[Entries taken from a collection]
----------

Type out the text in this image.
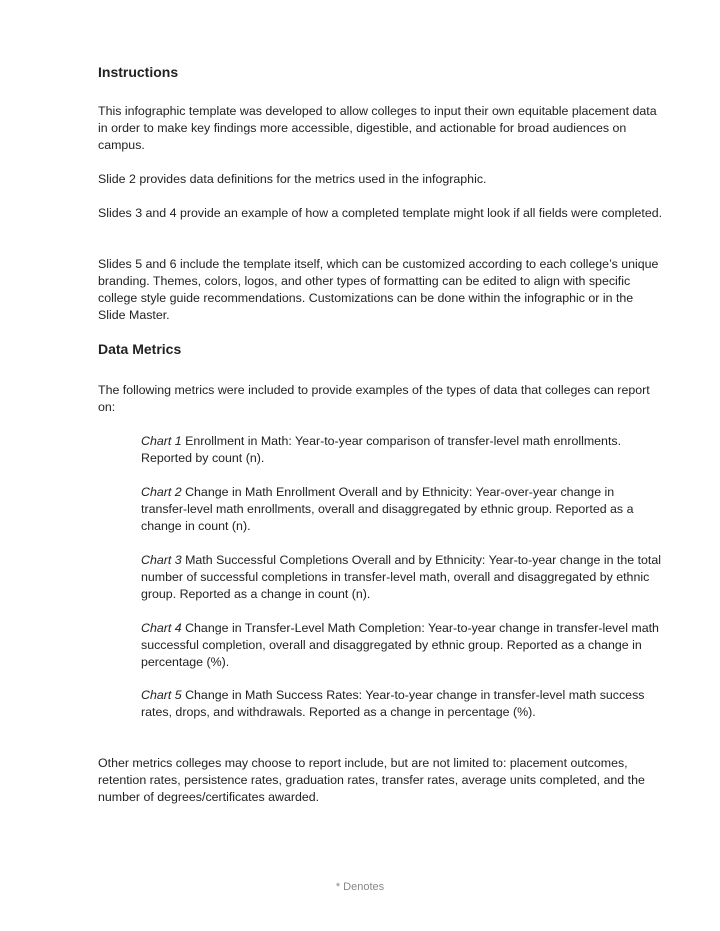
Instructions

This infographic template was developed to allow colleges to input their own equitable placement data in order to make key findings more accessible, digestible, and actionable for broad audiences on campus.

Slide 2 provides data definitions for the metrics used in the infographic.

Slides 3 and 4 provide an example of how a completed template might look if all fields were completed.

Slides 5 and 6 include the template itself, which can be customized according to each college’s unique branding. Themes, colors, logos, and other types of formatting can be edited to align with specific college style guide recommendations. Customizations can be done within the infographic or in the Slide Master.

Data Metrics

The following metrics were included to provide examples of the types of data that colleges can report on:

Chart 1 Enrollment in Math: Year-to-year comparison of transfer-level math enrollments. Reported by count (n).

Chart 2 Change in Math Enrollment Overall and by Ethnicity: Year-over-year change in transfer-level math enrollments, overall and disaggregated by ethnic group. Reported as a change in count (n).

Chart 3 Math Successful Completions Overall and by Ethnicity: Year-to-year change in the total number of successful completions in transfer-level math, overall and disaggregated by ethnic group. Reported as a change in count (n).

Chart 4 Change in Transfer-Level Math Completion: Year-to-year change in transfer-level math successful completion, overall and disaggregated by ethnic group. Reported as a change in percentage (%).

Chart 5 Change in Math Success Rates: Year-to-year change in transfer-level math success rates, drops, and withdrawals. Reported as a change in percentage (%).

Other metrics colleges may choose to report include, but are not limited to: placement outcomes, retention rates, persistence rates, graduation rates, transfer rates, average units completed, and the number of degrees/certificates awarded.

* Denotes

----------

Written request =
Work out the number of lines in this listing that include the word "types". Reply with that number only.

Output for this task =
2